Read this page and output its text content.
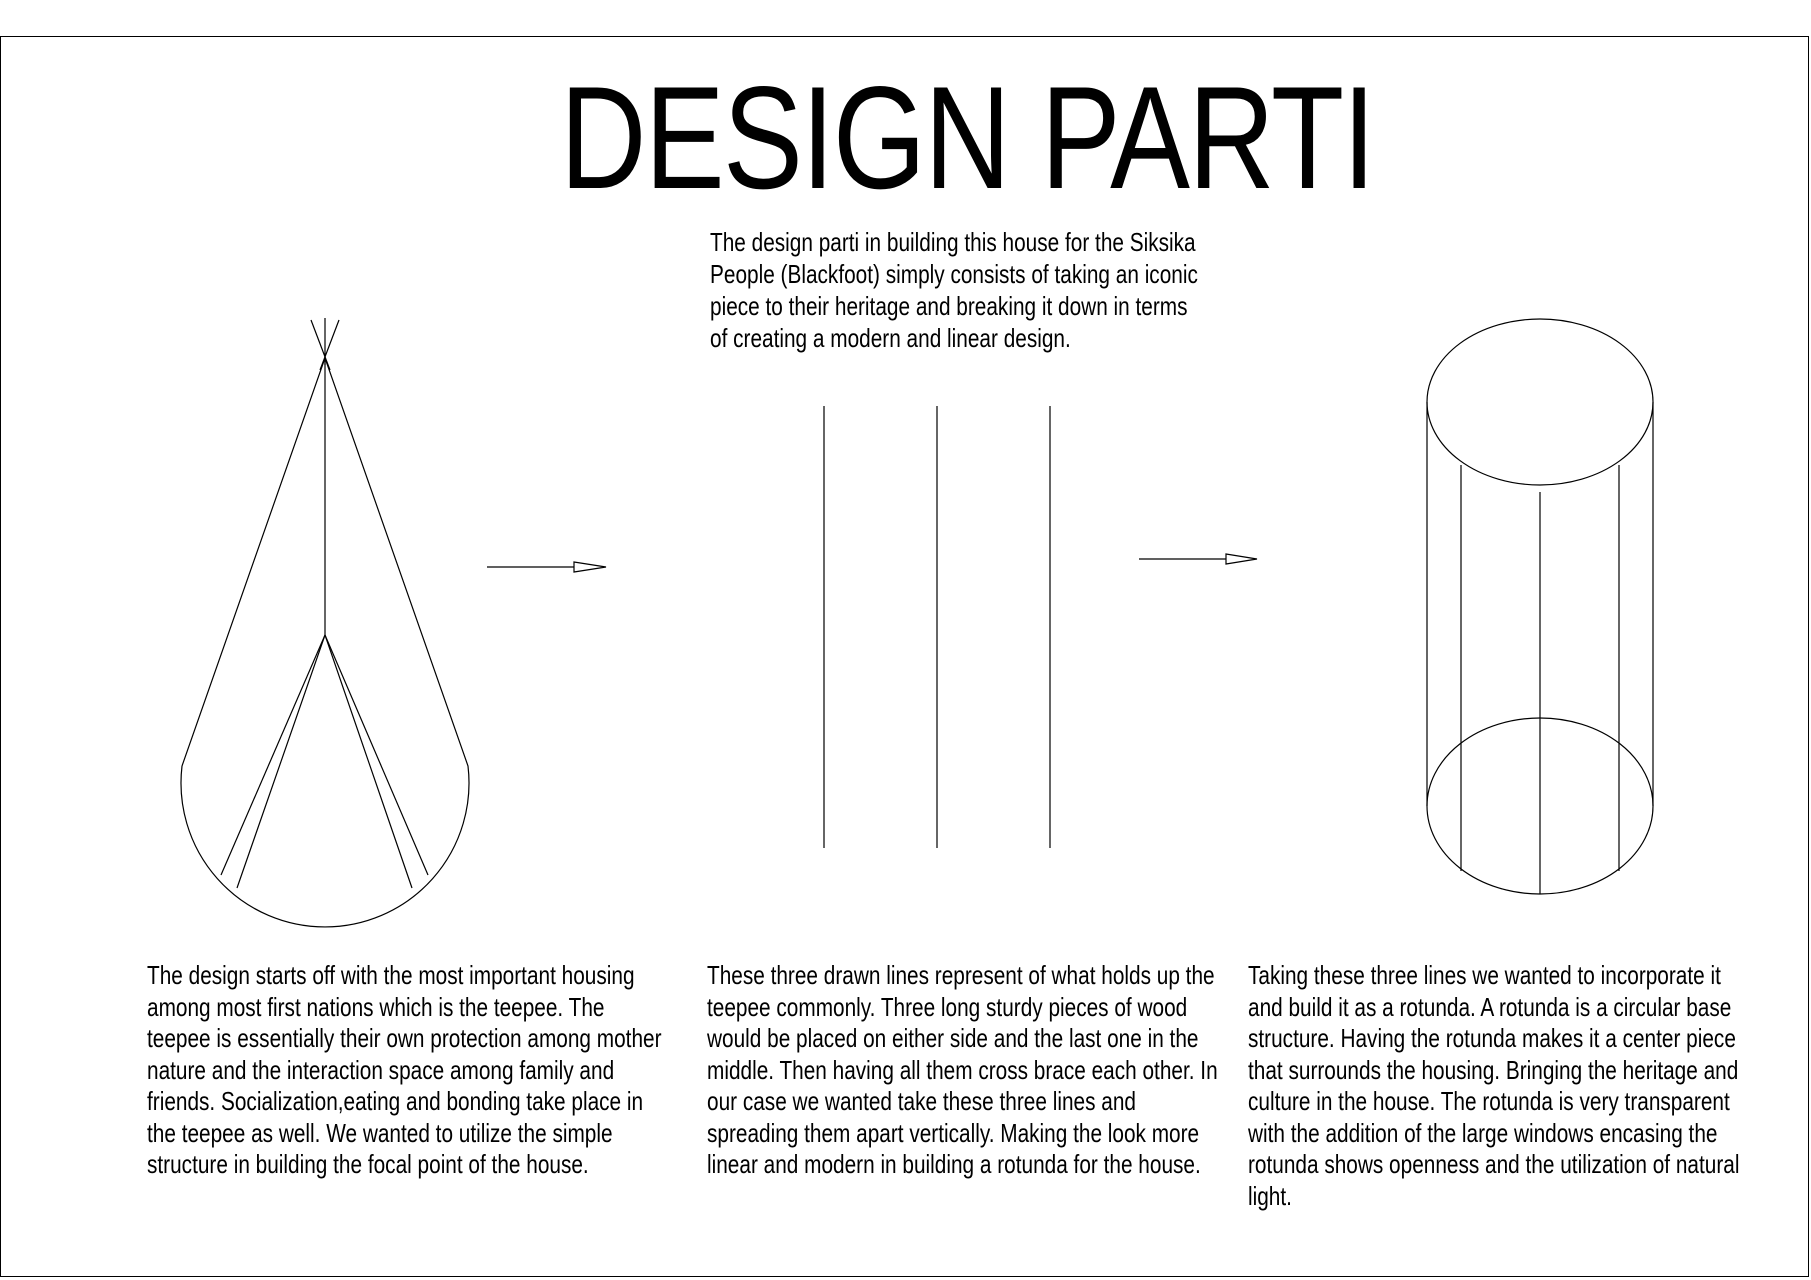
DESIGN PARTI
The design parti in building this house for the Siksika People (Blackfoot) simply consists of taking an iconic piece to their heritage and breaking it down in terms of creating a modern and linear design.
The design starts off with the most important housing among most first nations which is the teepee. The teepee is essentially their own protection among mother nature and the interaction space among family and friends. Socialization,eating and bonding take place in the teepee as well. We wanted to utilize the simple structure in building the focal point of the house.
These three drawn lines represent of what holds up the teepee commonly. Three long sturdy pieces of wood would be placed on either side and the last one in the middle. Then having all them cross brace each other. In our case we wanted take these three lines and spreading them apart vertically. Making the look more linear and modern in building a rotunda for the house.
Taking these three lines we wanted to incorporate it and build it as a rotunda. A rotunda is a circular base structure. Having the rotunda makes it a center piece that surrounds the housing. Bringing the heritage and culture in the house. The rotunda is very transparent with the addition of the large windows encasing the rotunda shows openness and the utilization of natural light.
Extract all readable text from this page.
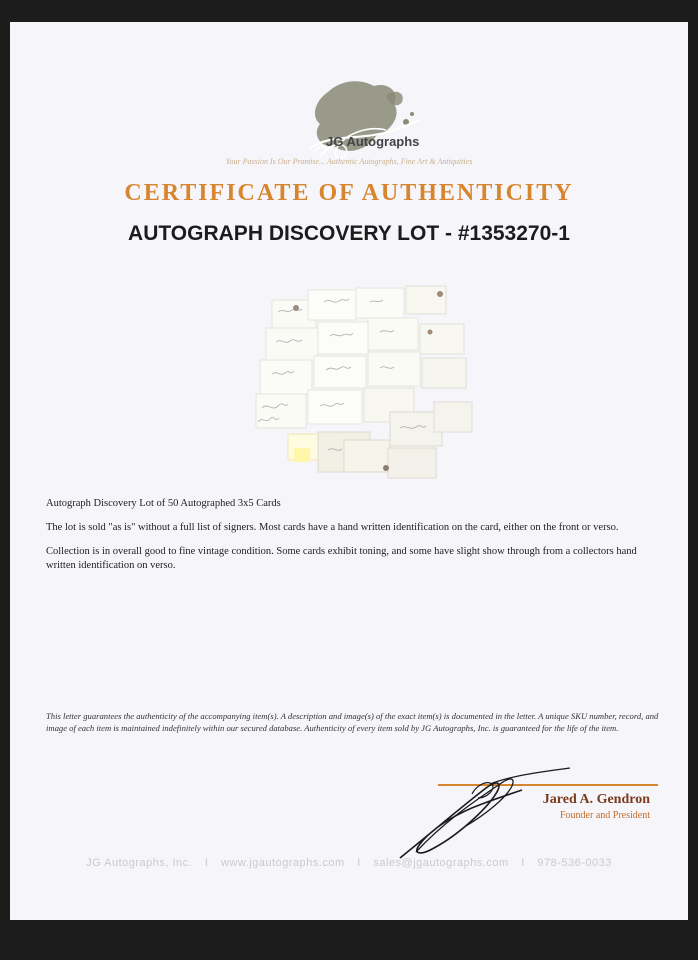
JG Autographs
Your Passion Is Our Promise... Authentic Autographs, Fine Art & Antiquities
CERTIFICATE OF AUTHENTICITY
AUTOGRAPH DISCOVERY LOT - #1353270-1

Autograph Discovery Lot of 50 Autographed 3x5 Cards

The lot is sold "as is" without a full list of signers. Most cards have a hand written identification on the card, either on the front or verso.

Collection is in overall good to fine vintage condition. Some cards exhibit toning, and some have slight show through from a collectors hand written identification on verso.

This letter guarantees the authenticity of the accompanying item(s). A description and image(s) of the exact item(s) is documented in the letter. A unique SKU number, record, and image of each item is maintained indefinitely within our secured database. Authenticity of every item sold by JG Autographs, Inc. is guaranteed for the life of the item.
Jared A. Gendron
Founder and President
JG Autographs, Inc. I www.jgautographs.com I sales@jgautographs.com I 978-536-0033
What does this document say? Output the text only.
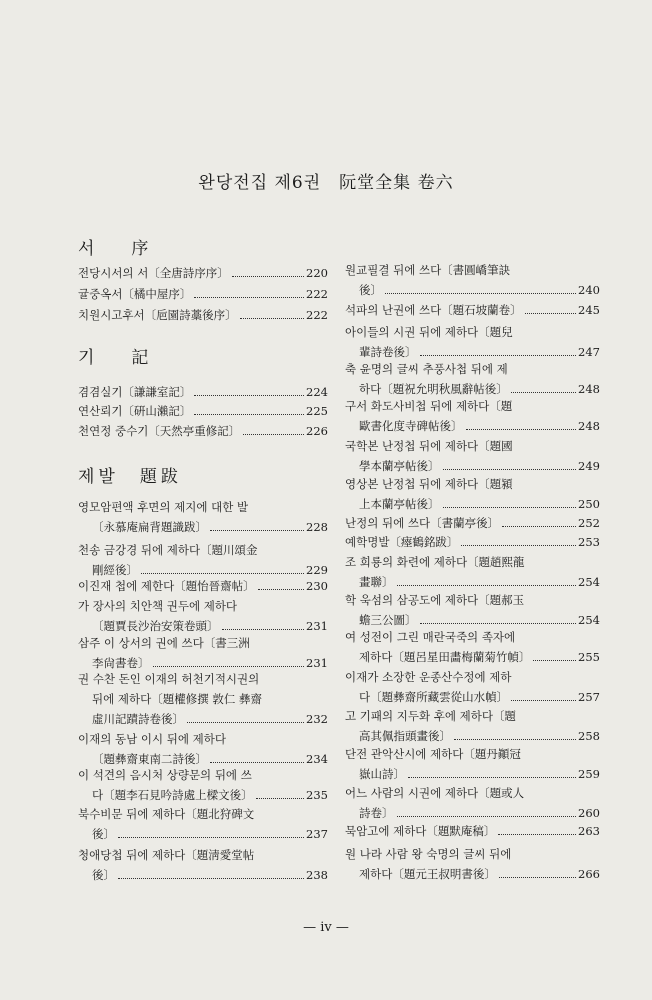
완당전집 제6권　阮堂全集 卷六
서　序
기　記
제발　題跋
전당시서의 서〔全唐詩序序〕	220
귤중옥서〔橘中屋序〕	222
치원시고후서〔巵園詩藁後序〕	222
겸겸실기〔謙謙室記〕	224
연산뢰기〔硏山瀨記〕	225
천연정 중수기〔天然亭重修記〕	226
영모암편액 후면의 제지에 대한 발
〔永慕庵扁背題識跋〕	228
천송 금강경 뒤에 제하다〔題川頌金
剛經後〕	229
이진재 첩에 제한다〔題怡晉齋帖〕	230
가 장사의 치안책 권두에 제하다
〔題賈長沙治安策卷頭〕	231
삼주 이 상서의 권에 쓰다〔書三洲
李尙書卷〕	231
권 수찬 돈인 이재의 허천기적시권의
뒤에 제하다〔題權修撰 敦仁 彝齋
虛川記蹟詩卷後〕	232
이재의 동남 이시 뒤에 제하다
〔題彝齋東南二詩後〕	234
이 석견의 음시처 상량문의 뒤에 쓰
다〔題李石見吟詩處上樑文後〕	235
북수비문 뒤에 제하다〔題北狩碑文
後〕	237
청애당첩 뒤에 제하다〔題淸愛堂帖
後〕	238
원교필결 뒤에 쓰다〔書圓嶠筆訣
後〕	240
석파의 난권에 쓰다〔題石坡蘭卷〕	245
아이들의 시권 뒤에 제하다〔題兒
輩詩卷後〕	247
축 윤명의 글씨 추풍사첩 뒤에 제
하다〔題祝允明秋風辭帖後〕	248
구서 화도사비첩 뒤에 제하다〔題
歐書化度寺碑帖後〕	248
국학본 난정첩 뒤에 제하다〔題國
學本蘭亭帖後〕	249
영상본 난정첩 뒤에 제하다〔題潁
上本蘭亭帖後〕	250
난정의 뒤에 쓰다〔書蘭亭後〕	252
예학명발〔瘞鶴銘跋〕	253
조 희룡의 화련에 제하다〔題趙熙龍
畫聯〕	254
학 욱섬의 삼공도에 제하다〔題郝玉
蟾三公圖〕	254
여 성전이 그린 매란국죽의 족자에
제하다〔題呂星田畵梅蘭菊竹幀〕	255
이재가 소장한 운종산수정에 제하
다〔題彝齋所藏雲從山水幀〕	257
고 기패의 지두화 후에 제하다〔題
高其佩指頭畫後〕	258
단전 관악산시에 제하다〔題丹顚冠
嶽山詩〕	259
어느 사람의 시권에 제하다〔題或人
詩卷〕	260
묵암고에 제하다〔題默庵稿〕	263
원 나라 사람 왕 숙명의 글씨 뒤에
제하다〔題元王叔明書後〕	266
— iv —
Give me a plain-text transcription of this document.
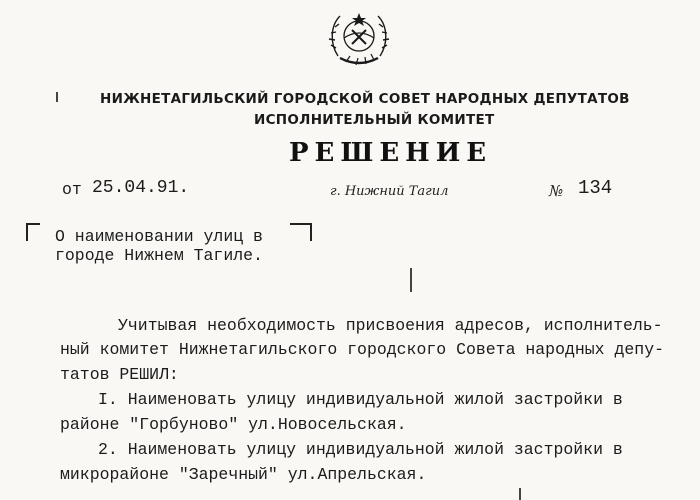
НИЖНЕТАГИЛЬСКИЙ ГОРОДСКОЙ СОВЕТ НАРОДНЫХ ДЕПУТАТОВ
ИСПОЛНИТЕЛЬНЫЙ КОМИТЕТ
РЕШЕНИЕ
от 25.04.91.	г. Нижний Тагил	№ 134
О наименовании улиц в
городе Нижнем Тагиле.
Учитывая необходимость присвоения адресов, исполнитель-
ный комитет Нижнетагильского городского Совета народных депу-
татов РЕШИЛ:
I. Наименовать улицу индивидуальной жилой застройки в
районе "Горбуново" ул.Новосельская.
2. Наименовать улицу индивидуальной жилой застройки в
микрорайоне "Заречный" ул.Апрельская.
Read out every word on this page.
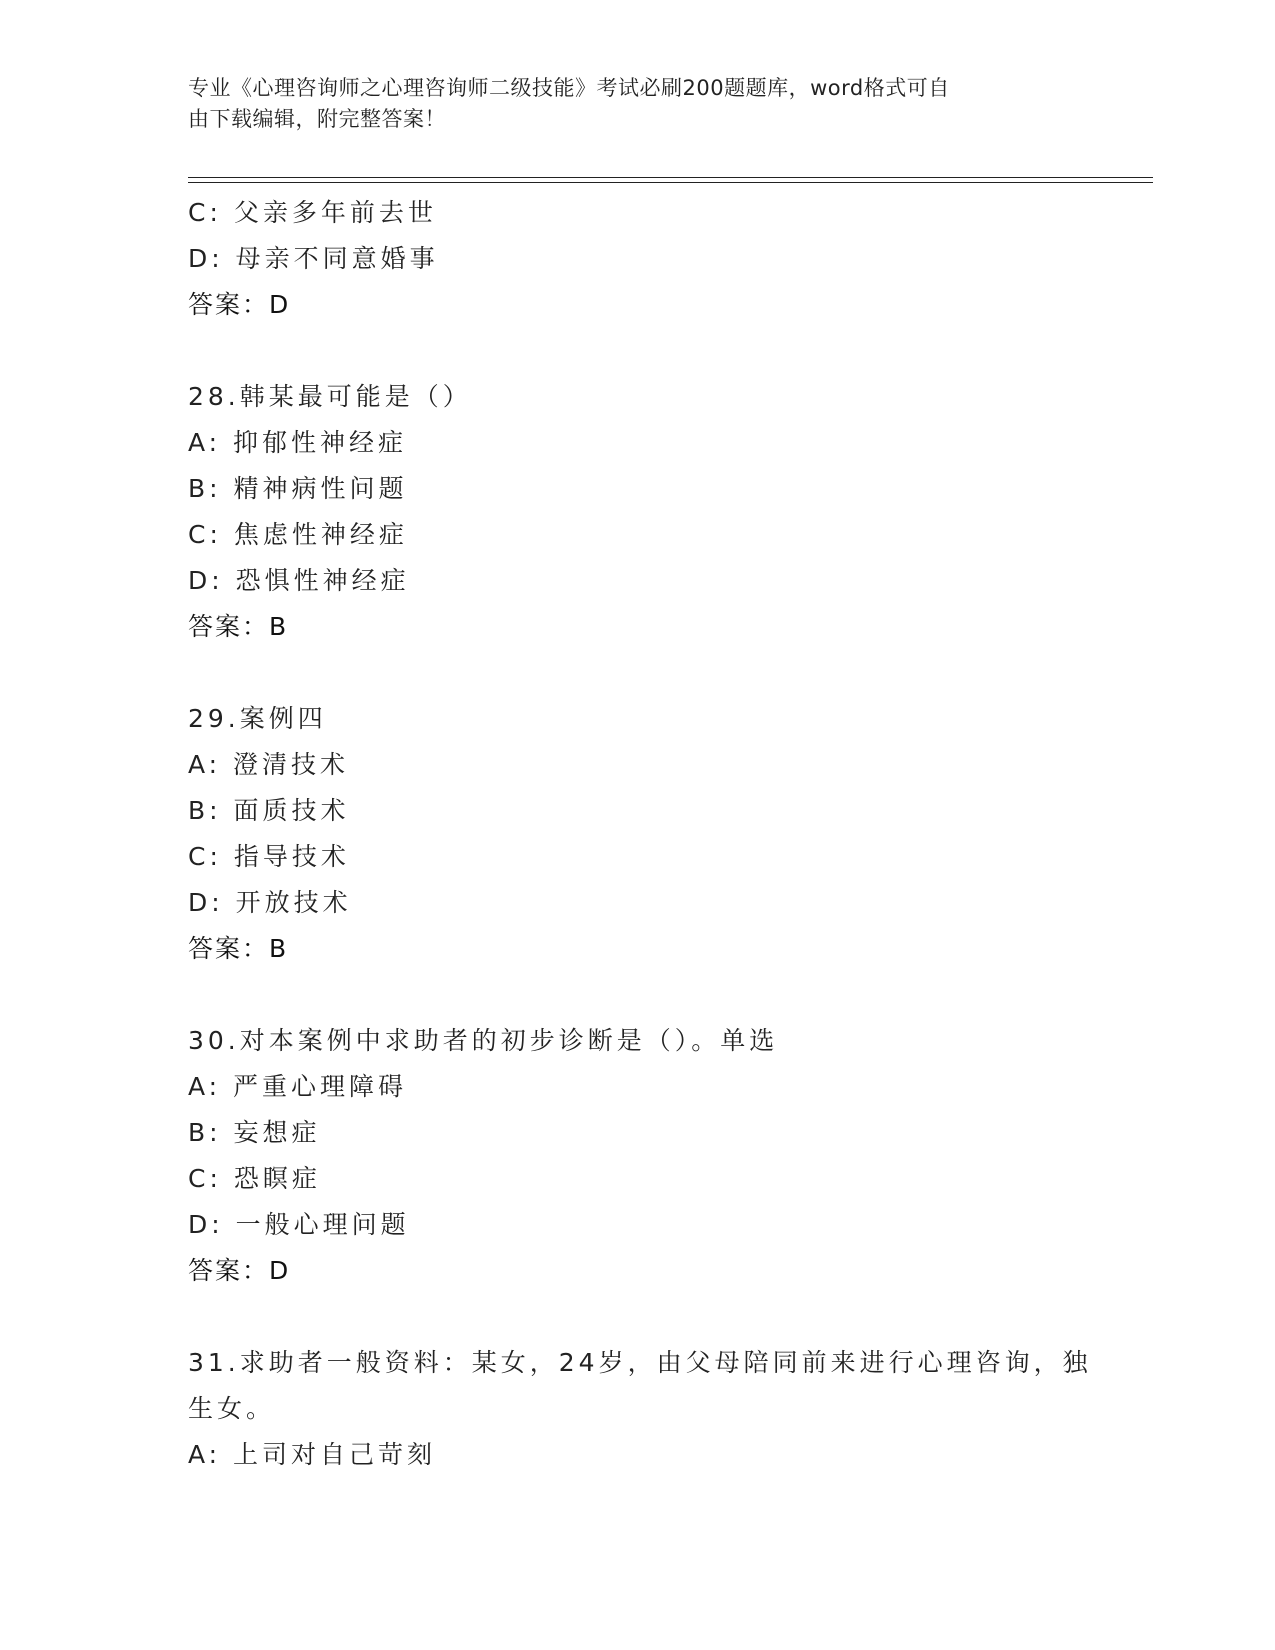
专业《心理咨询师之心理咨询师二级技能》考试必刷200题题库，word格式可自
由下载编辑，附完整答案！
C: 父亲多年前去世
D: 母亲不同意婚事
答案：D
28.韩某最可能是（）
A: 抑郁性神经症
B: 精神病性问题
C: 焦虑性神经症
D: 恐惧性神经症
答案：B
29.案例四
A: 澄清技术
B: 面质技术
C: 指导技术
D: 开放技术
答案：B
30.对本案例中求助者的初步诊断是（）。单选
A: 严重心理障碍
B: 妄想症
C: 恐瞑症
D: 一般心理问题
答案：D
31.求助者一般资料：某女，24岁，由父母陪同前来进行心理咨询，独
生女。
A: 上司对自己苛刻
+-------+
What to do. Each line holding "page" must be found and copied.

Exercise result.
Read this page and output its text content.
Extract all readable text from this page.
Read out every word on this page.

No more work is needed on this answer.